▸ **Exercise description**: Please quote every line word for word.

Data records
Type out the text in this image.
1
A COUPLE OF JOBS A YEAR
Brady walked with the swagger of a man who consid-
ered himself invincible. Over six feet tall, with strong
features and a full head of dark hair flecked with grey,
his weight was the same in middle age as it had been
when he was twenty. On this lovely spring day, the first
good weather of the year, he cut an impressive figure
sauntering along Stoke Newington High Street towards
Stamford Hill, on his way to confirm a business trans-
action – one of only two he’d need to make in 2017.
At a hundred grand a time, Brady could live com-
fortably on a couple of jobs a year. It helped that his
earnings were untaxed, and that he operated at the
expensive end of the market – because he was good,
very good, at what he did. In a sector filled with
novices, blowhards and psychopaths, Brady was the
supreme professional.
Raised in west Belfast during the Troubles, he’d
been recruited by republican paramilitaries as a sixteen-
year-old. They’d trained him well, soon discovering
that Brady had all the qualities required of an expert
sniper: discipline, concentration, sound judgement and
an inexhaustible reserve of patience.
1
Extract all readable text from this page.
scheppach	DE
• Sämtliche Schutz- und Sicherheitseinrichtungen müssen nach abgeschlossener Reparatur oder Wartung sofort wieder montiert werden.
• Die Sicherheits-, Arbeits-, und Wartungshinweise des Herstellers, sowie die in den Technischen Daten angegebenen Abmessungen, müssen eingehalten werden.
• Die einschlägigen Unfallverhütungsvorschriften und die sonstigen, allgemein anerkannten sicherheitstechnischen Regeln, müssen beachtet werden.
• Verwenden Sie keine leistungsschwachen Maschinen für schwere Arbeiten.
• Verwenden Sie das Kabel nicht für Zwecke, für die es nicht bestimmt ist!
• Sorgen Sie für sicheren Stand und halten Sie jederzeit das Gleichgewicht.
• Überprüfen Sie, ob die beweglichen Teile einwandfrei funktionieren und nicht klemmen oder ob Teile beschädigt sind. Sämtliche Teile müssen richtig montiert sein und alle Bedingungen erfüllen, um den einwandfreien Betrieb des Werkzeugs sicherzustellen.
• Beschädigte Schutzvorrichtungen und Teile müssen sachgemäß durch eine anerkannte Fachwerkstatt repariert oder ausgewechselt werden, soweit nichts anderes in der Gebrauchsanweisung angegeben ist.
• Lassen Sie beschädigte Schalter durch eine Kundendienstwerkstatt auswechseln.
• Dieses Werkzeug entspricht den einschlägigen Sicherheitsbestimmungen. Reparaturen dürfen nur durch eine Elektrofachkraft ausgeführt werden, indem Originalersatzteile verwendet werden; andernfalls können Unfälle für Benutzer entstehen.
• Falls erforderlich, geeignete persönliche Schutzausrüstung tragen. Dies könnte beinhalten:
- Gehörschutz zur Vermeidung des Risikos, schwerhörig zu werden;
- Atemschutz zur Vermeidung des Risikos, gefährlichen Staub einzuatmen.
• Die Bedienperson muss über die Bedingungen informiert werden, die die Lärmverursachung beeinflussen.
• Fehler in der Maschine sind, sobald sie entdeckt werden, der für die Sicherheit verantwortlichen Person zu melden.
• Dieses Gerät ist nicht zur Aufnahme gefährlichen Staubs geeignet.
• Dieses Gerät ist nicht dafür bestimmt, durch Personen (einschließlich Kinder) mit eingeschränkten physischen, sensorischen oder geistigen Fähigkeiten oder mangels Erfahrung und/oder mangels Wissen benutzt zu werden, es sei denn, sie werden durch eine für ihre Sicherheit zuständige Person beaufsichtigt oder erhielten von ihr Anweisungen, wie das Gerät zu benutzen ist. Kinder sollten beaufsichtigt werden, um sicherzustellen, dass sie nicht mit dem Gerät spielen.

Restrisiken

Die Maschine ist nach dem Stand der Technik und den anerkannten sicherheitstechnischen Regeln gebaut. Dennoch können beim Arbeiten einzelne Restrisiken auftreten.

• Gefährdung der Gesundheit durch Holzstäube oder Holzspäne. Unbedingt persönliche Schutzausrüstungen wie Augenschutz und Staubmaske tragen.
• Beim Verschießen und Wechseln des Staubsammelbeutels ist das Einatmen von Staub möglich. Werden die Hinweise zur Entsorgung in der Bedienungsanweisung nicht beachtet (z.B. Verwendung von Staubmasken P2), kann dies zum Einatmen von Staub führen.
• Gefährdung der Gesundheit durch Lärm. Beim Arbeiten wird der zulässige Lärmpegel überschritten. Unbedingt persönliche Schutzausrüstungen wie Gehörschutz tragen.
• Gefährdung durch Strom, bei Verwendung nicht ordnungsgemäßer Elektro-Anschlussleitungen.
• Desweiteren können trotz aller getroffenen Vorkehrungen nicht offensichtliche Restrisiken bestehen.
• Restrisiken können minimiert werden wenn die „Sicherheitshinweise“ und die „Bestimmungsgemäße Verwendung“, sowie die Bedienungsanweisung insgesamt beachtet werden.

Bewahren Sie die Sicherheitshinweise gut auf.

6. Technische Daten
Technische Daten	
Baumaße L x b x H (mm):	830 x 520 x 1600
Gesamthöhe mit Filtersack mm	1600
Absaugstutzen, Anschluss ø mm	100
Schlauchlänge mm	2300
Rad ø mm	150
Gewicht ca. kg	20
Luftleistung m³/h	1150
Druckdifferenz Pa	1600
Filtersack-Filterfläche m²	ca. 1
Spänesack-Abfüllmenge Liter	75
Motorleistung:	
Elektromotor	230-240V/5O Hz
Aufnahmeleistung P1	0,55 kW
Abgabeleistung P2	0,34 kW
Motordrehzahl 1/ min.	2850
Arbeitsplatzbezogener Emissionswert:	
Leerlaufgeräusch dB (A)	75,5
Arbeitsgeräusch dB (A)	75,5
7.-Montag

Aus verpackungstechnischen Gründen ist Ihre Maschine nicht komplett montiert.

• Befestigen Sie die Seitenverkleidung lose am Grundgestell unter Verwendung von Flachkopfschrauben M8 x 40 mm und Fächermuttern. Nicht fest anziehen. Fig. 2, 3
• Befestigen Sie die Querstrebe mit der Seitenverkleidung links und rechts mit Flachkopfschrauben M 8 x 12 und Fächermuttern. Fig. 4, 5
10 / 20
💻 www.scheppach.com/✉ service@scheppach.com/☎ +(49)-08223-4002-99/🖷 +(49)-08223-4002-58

▸ **Exercise answer**:
Type out the text in this image.
1
A COUPLE OF JOBS A YEAR
Brady walked with the swagger of a man who consid-
ered himself invincible. Over six feet tall, with strong
features and a full head of dark hair flecked with grey,
his weight was the same in middle age as it had been
when he was twenty. On this lovely spring day, the first
good weather of the year, he cut an impressive figure
sauntering along Stoke Newington High Street towards
Stamford Hill, on his way to confirm a business trans-
action – one of only two he’d need to make in 2017.
At a hundred grand a time, Brady could live com-
fortably on a couple of jobs a year. It helped that his
earnings were untaxed, and that he operated at the
expensive end of the market – because he was good,
very good, at what he did. In a sector filled with
novices, blowhards and psychopaths, Brady was the
supreme professional.
Raised in west Belfast during the Troubles, he’d
been recruited by republican paramilitaries as a sixteen-
year-old. They’d trained him well, soon discovering
that Brady had all the qualities required of an expert
sniper: discipline, concentration, sound judgement and
an inexhaustible reserve of patience.
1
Extract all readable text from this page.
scheppach	DE
• Sämtliche Schutz- und Sicherheitseinrichtungen müssen nach abgeschlossener Reparatur oder Wartung sofort wieder montiert werden.
• Die Sicherheits-, Arbeits-, und Wartungshinweise des Herstellers, sowie die in den Technischen Daten angegebenen Abmessungen, müssen eingehalten werden.
• Die einschlägigen Unfallverhütungsvorschriften und die sonstigen, allgemein anerkannten sicherheitstechnischen Regeln, müssen beachtet werden.
• Verwenden Sie keine leistungsschwachen Maschinen für schwere Arbeiten.
• Verwenden Sie das Kabel nicht für Zwecke, für die es nicht bestimmt ist!
• Sorgen Sie für sicheren Stand und halten Sie jederzeit das Gleichgewicht.
• Überprüfen Sie, ob die beweglichen Teile einwandfrei funktionieren und nicht klemmen oder ob Teile beschädigt sind. Sämtliche Teile müssen richtig montiert sein und alle Bedingungen erfüllen, um den einwandfreien Betrieb des Werkzeugs sicherzustellen.
• Beschädigte Schutzvorrichtungen und Teile müssen sachgemäß durch eine anerkannte Fachwerkstatt repariert oder ausgewechselt werden, soweit nichts anderes in der Gebrauchsanweisung angegeben ist.
• Lassen Sie beschädigte Schalter durch eine Kundendienstwerkstatt auswechseln.
• Dieses Werkzeug entspricht den einschlägigen Sicherheitsbestimmungen. Reparaturen dürfen nur durch eine Elektrofachkraft ausgeführt werden, indem Originalersatzteile verwendet werden; andernfalls können Unfälle für Benutzer entstehen.
• Falls erforderlich, geeignete persönliche Schutzausrüstung tragen. Dies könnte beinhalten:
- Gehörschutz zur Vermeidung des Risikos, schwerhörig zu werden;
- Atemschutz zur Vermeidung des Risikos, gefährlichen Staub einzuatmen.
• Die Bedienperson muss über die Bedingungen informiert werden, die die Lärmverursachung beeinflussen.
• Fehler in der Maschine sind, sobald sie entdeckt werden, der für die Sicherheit verantwortlichen Person zu melden.
• Dieses Gerät ist nicht zur Aufnahme gefährlichen Staubs geeignet.
• Dieses Gerät ist nicht dafür bestimmt, durch Personen (einschließlich Kinder) mit eingeschränkten physischen, sensorischen oder geistigen Fähigkeiten oder mangels Erfahrung und/oder mangels Wissen benutzt zu werden, es sei denn, sie werden durch eine für ihre Sicherheit zuständige Person beaufsichtigt oder erhielten von ihr Anweisungen, wie das Gerät zu benutzen ist. Kinder sollten beaufsichtigt werden, um sicherzustellen, dass sie nicht mit dem Gerät spielen.

Restrisiken

Die Maschine ist nach dem Stand der Technik und den anerkannten sicherheitstechnischen Regeln gebaut. Dennoch können beim Arbeiten einzelne Restrisiken auftreten.

• Gefährdung der Gesundheit durch Holzstäube oder Holzspäne. Unbedingt persönliche Schutzausrüstungen wie Augenschutz und Staubmaske tragen.
• Beim Verschießen und Wechseln des Staubsammelbeutels ist das Einatmen von Staub möglich. Werden die Hinweise zur Entsorgung in der Bedienungsanweisung nicht beachtet (z.B. Verwendung von Staubmasken P2), kann dies zum Einatmen von Staub führen.
• Gefährdung der Gesundheit durch Lärm. Beim Arbeiten wird der zulässige Lärmpegel überschritten. Unbedingt persönliche Schutzausrüstungen wie Gehörschutz tragen.
• Gefährdung durch Strom, bei Verwendung nicht ordnungsgemäßer Elektro-Anschlussleitungen.
• Desweiteren können trotz aller getroffenen Vorkehrungen nicht offensichtliche Restrisiken bestehen.
• Restrisiken können minimiert werden wenn die „Sicherheitshinweise“ und die „Bestimmungsgemäße Verwendung“, sowie die Bedienungsanweisung insgesamt beachtet werden.

Bewahren Sie die Sicherheitshinweise gut auf.

6. Technische Daten
Technische Daten	
Baumaße L x b x H (mm):	830 x 520 x 1600
Gesamthöhe mit Filtersack mm	1600
Absaugstutzen, Anschluss ø mm	100
Schlauchlänge mm	2300
Rad ø mm	150
Gewicht ca. kg	20
Luftleistung m³/h	1150
Druckdifferenz Pa	1600
Filtersack-Filterfläche m²	ca. 1
Spänesack-Abfüllmenge Liter	75
Motorleistung:	
Elektromotor	230-240V/5O Hz
Aufnahmeleistung P1	0,55 kW
Abgabeleistung P2	0,34 kW
Motordrehzahl 1/ min.	2850
Arbeitsplatzbezogener Emissionswert:	
Leerlaufgeräusch dB (A)	75,5
Arbeitsgeräusch dB (A)	75,5
7.-Montag

Aus verpackungstechnischen Gründen ist Ihre Maschine nicht komplett montiert.

• Befestigen Sie die Seitenverkleidung lose am Grundgestell unter Verwendung von Flachkopfschrauben M8 x 40 mm und Fächermuttern. Nicht fest anziehen. Fig. 2, 3
• Befestigen Sie die Querstrebe mit der Seitenverkleidung links und rechts mit Flachkopfschrauben M 8 x 12 und Fächermuttern. Fig. 4, 5
10 / 20
💻 www.scheppach.com/✉ service@scheppach.com/☎ +(49)-08223-4002-99/🖷 +(49)-08223-4002-58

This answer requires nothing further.